#### Task goal:
Retype, exactly and with nothing added, the lines from the one showing "Serialize everything readable" through the final line of the material. Omit pictures.

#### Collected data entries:
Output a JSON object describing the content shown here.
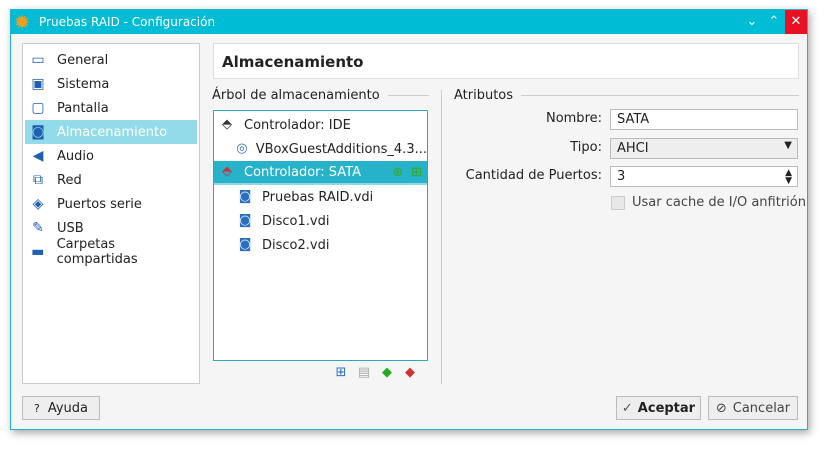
{
  "window": {
    "title": "Pruebas RAID - Configuración",
    "controls": [
      "minimize",
      "maximize",
      "close"
    ]
  },
  "sidebar": {
    "items": [
      {
        "label": "General",
        "icon": "monitor-icon"
      },
      {
        "label": "Sistema",
        "icon": "chip-icon"
      },
      {
        "label": "Pantalla",
        "icon": "display-icon"
      },
      {
        "label": "Almacenamiento",
        "icon": "storage-icon",
        "selected": true
      },
      {
        "label": "Audio",
        "icon": "speaker-icon"
      },
      {
        "label": "Red",
        "icon": "network-icon"
      },
      {
        "label": "Puertos serie",
        "icon": "serial-port-icon"
      },
      {
        "label": "USB",
        "icon": "usb-icon"
      },
      {
        "label": "Carpetas compartidas",
        "icon": "folder-icon"
      }
    ]
  },
  "main": {
    "title": "Almacenamiento",
    "tree_label": "Árbol de almacenamiento",
    "attrs_label": "Atributos",
    "tree": [
      {
        "label": "Controlador: IDE",
        "level": 0
      },
      {
        "label": "VBoxGuestAdditions_4.3...",
        "level": 1
      },
      {
        "label": "Controlador: SATA",
        "level": 0,
        "selected": true
      },
      {
        "label": "Pruebas RAID.vdi",
        "level": 1
      },
      {
        "label": "Disco1.vdi",
        "level": 1
      },
      {
        "label": "Disco2.vdi",
        "level": 1
      }
    ],
    "attrs": {
      "name_label": "Nombre:",
      "name_value": "SATA",
      "type_label": "Tipo:",
      "type_value": "AHCI",
      "ports_label": "Cantidad de Puertos:",
      "ports_value": "3",
      "cache_label": "Usar cache de I/O anfitrión",
      "cache_checked": false
    }
  },
  "footer": {
    "help": "Ayuda",
    "help_icon": "?",
    "ok": "Aceptar",
    "cancel": "Cancelar"
  },
  "colors": {
    "accent": "#00bcd4",
    "selected": "#26b3c9",
    "close": "#e81123"
  }
}
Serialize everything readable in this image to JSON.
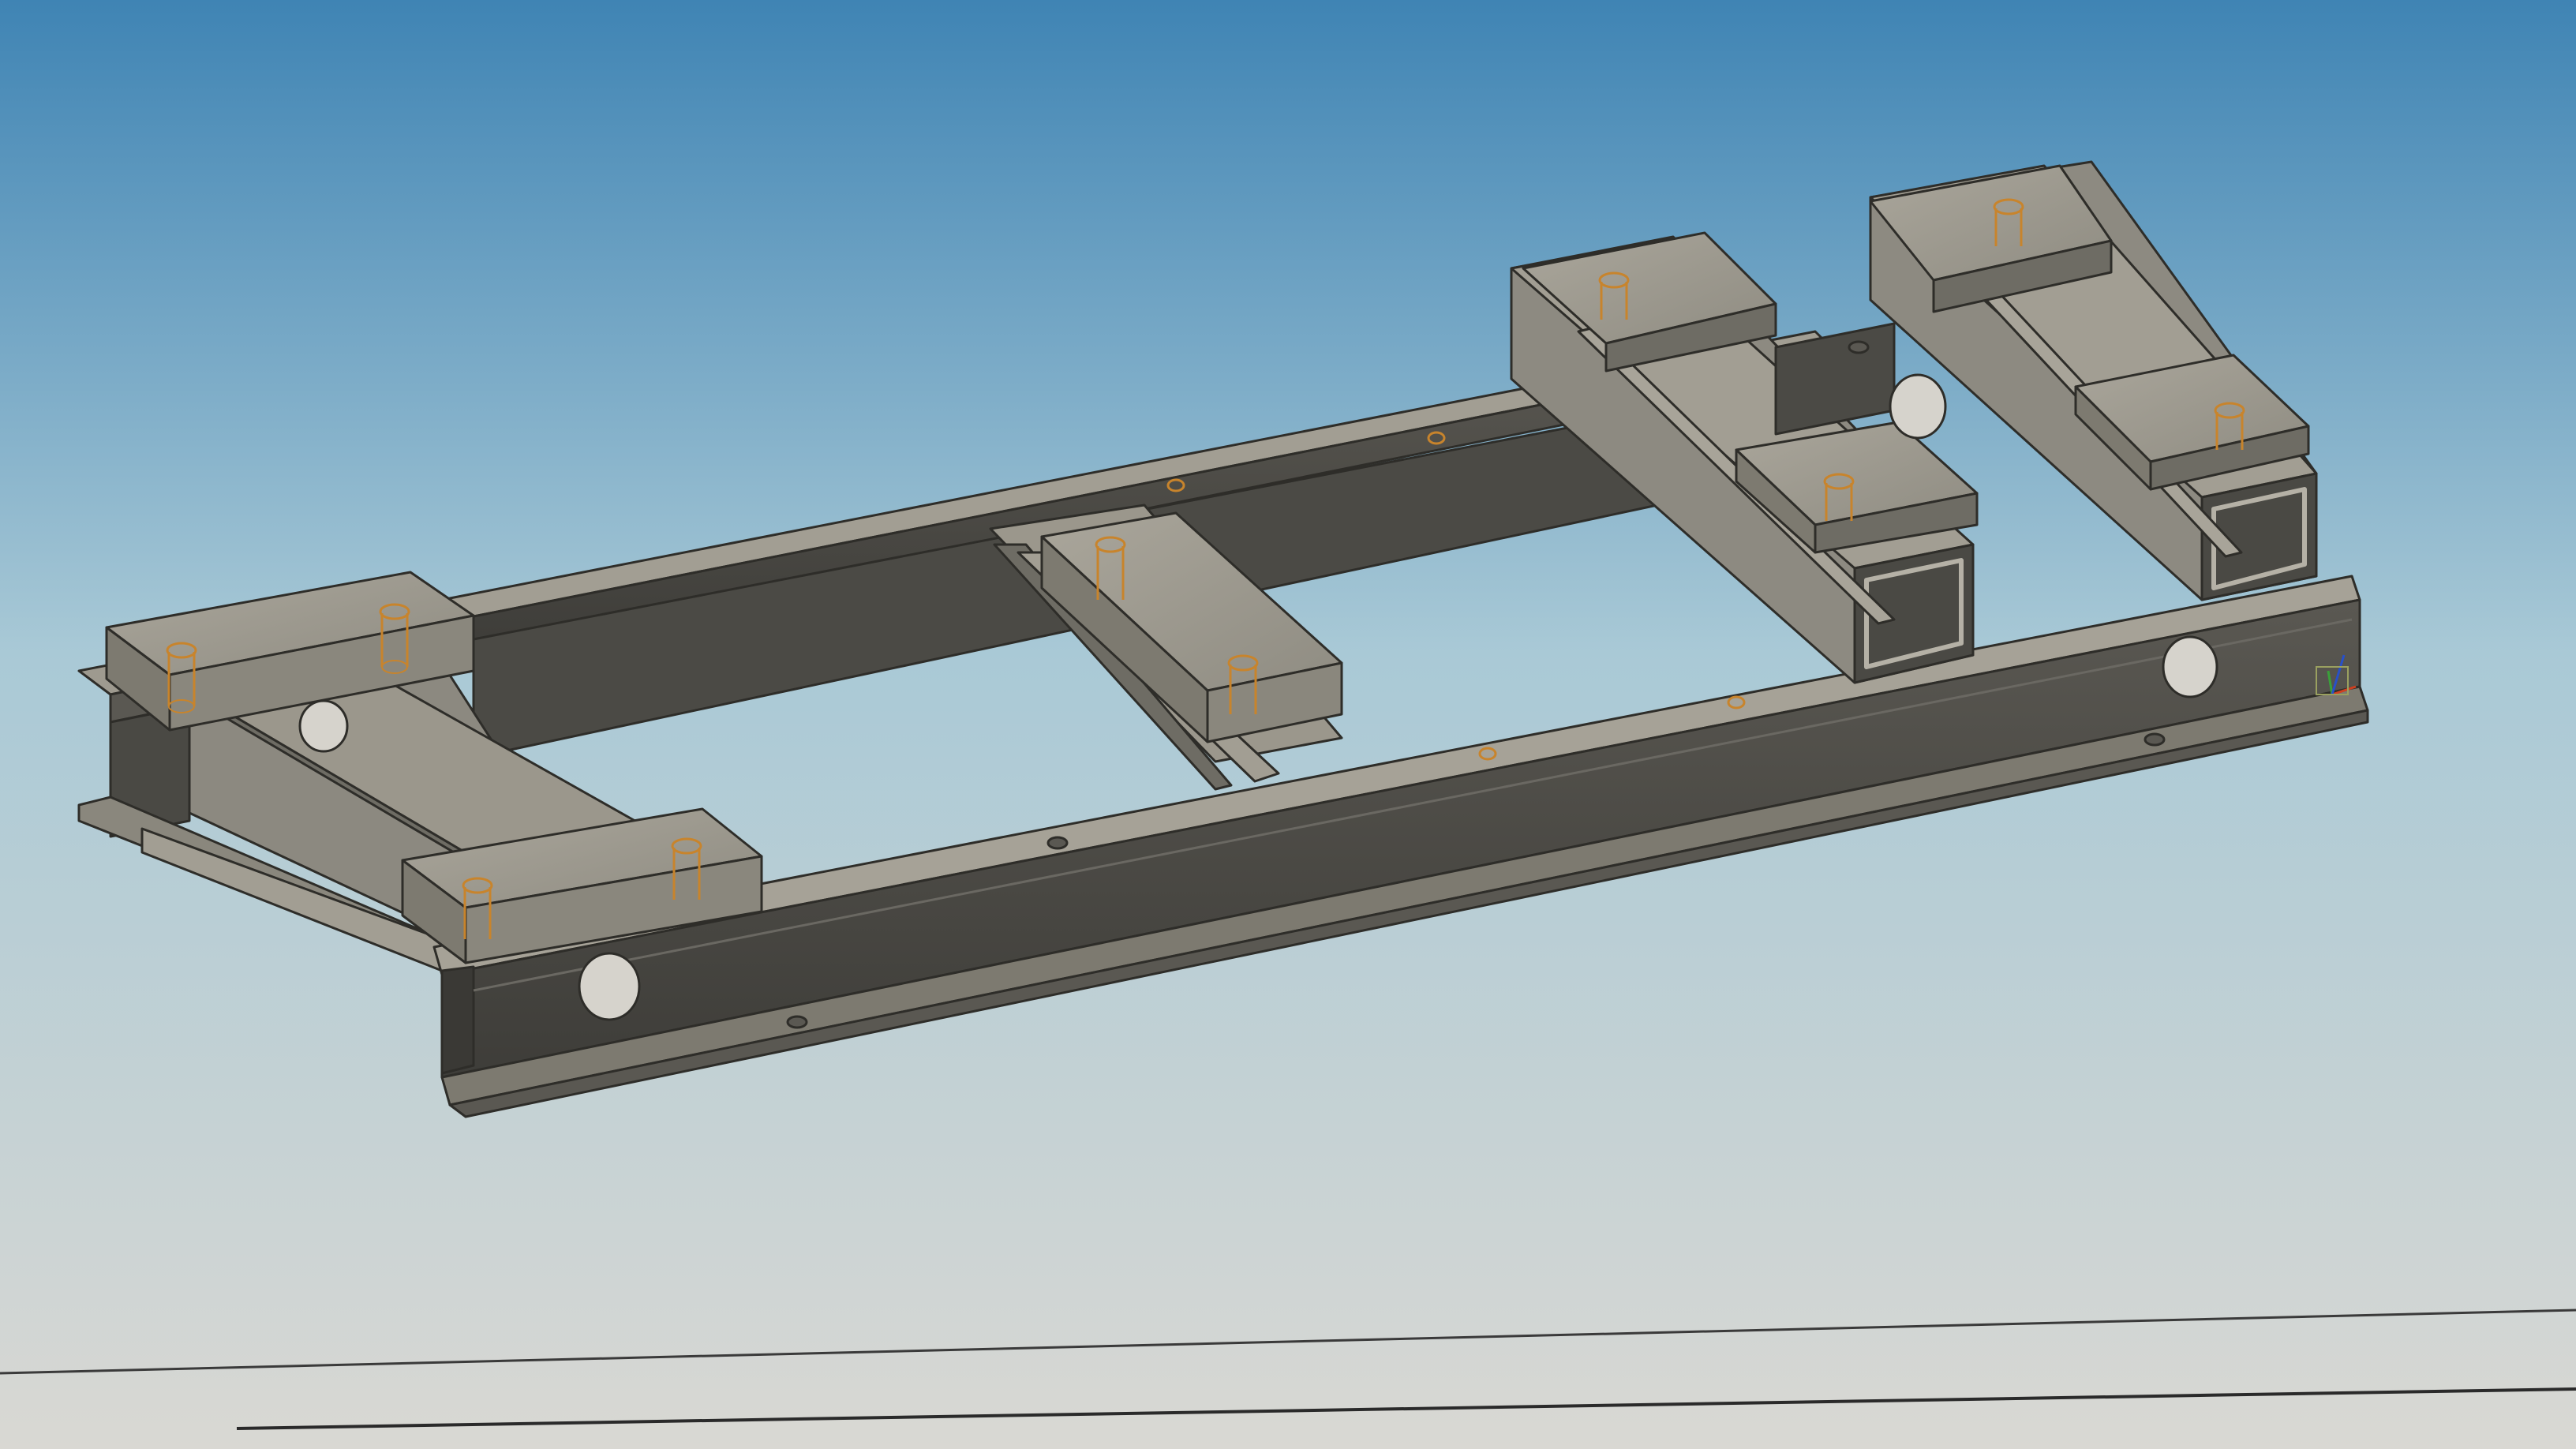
{
  "viewport": {
    "background_top_color": "#3f84b4",
    "background_mid_color": "#a9c9d6",
    "background_bottom_color": "#d9d8d3",
    "view_mode": "shaded-with-edges"
  },
  "model": {
    "part_color": "#8a877d",
    "part_top_color": "#a6a297",
    "part_dark_color": "#4a4944",
    "edge_color": "#2e2d29",
    "hidden_feature_color": "#c8842c",
    "components": [
      "left-rail",
      "front-rail",
      "left-cross-member",
      "middle-cross-member",
      "right-box-beam-front",
      "right-box-beam-rear",
      "mounting-pads"
    ]
  },
  "triad": {
    "icon": "coordinate-triad-icon",
    "x_color": "#d04020",
    "y_color": "#3aa03a",
    "z_color": "#2850c8"
  }
}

#### Result of this task:
Serialize everything readable in this image to JSON.
{
  "viewport": {
    "background_top_color": "#3f84b4",
    "background_mid_color": "#a9c9d6",
    "background_bottom_color": "#d9d8d3",
    "view_mode": "shaded-with-edges"
  },
  "model": {
    "part_color": "#8a877d",
    "part_top_color": "#a6a297",
    "part_dark_color": "#4a4944",
    "edge_color": "#2e2d29",
    "hidden_feature_color": "#c8842c",
    "components": [
      "left-rail",
      "front-rail",
      "left-cross-member",
      "middle-cross-member",
      "right-box-beam-front",
      "right-box-beam-rear",
      "mounting-pads"
    ]
  },
  "triad": {
    "icon": "coordinate-triad-icon",
    "x_color": "#d04020",
    "y_color": "#3aa03a",
    "z_color": "#2850c8"
  }
}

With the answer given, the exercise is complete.